BEGIN RECORDS FOR THIS TASK

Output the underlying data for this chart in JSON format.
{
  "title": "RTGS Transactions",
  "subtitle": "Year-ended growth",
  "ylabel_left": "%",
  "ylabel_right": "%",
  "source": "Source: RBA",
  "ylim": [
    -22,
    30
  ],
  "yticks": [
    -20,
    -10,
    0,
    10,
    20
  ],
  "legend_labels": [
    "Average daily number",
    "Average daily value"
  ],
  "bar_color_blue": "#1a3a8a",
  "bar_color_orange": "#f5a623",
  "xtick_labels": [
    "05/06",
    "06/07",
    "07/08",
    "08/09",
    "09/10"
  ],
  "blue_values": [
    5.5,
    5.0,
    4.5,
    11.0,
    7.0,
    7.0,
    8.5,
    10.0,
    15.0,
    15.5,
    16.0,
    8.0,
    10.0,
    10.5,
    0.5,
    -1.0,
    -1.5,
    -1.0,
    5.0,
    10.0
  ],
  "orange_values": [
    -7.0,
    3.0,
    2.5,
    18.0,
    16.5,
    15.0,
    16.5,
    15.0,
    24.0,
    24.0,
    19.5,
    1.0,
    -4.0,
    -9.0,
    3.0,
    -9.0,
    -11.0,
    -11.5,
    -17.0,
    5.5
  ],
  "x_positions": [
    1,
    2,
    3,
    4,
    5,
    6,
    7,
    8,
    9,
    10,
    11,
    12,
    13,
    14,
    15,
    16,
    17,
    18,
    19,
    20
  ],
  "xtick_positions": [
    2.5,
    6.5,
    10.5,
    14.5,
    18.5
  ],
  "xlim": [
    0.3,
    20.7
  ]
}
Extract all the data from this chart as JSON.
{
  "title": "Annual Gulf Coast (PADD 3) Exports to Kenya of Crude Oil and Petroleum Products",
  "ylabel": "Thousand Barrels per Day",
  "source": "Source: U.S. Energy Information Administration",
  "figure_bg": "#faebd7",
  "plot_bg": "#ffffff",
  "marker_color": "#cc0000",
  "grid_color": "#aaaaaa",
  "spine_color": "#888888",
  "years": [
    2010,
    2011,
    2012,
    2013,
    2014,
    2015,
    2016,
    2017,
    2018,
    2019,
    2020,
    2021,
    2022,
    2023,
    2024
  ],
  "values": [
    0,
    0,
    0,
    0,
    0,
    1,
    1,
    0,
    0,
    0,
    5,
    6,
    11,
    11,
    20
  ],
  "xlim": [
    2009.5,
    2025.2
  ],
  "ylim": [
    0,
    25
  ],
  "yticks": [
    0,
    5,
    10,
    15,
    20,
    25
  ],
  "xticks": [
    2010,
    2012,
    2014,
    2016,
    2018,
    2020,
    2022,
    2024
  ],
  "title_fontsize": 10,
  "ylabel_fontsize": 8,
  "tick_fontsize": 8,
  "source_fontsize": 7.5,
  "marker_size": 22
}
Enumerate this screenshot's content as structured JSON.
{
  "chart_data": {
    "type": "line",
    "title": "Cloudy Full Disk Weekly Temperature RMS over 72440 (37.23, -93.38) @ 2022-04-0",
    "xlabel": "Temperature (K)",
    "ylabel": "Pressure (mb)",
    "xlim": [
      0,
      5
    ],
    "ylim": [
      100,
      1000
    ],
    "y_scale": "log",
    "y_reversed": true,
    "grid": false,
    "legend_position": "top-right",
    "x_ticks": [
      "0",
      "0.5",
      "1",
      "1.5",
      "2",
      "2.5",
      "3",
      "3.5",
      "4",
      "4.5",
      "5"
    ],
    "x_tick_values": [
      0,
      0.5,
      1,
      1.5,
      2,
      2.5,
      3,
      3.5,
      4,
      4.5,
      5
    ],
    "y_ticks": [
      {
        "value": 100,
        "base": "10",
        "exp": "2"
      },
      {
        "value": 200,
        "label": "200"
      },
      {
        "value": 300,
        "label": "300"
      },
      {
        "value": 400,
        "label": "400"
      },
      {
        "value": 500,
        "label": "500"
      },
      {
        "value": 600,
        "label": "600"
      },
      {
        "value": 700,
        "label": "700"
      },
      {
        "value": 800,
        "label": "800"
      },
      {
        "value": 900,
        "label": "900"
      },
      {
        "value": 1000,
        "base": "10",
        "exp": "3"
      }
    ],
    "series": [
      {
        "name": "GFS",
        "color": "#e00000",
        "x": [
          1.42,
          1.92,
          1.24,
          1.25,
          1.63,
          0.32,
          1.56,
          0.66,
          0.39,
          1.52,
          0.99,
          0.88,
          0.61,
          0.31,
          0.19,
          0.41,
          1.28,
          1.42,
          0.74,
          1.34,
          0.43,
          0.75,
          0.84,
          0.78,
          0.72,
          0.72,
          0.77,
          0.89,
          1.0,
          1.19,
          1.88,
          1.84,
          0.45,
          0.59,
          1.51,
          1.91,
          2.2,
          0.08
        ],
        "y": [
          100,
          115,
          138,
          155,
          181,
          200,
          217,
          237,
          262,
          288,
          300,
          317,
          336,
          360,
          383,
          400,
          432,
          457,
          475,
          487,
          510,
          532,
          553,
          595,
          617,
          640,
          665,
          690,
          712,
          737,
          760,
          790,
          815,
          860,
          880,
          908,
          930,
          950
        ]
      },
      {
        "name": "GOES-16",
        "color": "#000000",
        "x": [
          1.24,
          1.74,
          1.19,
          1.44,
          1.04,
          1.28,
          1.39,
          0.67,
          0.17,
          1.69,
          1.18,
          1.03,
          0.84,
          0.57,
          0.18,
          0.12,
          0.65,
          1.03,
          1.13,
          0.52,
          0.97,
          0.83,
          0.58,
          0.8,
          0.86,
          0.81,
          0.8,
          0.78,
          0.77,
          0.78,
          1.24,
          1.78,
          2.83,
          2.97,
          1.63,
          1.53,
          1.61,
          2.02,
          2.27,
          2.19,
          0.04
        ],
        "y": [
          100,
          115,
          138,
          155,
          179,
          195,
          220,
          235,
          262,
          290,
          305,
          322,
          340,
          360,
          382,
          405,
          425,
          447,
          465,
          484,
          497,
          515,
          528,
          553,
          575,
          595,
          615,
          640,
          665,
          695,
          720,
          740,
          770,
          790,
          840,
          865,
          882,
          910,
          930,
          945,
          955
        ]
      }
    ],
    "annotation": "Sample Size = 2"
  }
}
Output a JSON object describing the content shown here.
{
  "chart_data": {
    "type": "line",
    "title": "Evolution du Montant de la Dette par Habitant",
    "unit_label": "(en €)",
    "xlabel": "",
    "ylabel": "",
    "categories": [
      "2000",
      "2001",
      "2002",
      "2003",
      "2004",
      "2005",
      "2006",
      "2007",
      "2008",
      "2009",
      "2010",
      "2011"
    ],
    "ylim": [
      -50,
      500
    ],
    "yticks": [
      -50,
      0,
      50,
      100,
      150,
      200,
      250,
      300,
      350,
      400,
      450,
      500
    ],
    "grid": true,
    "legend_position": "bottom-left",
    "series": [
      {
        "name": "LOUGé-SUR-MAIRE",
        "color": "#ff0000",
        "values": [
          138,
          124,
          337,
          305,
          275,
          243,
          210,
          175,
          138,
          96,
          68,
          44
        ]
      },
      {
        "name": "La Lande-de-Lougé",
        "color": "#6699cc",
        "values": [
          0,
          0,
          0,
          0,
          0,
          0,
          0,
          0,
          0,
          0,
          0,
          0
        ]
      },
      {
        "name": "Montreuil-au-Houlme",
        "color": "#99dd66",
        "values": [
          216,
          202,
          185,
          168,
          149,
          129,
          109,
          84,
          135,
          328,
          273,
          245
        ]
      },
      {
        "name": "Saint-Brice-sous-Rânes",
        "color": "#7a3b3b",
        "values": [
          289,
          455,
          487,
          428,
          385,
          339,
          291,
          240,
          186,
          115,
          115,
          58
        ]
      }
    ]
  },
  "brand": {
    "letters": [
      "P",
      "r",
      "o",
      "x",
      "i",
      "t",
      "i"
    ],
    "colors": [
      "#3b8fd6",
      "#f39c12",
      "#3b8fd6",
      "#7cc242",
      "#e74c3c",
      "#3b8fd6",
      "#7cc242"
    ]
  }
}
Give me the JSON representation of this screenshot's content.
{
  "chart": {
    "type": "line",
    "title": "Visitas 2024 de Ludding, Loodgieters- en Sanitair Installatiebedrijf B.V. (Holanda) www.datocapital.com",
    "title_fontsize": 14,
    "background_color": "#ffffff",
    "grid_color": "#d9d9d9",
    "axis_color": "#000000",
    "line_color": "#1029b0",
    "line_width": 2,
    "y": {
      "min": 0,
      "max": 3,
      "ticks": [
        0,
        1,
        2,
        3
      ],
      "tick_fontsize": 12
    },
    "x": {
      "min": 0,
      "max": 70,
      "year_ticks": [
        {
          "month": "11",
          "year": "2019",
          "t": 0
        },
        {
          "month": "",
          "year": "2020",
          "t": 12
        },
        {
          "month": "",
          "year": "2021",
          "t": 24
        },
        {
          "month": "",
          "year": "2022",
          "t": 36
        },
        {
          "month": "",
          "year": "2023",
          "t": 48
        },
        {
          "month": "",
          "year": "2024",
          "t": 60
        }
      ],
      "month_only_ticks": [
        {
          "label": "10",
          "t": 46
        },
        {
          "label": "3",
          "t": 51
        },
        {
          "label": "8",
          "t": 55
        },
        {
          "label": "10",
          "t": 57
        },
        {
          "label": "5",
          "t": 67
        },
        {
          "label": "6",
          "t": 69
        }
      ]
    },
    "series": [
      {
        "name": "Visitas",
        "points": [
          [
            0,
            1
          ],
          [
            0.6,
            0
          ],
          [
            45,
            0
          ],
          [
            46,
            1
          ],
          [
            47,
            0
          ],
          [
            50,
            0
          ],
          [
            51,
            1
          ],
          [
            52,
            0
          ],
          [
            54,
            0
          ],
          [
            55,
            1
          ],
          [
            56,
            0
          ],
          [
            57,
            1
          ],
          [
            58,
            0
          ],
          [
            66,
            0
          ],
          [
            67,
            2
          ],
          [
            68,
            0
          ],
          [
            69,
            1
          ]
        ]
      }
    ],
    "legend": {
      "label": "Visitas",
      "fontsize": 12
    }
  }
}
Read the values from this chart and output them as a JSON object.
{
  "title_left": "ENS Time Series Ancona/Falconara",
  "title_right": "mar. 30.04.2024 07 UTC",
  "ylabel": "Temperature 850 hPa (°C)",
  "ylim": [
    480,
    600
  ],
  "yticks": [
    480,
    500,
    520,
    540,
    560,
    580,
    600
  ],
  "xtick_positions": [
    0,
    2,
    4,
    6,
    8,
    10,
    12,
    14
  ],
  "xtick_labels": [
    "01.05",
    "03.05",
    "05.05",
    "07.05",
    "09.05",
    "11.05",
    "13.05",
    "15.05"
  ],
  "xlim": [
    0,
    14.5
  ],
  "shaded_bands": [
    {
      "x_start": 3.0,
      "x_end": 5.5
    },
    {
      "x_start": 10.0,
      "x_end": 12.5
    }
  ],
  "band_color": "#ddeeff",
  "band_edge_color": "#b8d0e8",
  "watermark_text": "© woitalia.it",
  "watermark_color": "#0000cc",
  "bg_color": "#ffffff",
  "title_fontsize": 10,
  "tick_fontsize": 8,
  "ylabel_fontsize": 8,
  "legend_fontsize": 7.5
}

END RECORDS FOR THIS TASK

◆ TASK GOAL ◆
Search the data above for lines holding "screenshot" and copy each of them.

◆ FINISHED EXERCISE ◆
Enumerate this screenshot's content as structured JSON.
Give me the JSON representation of this screenshot's content.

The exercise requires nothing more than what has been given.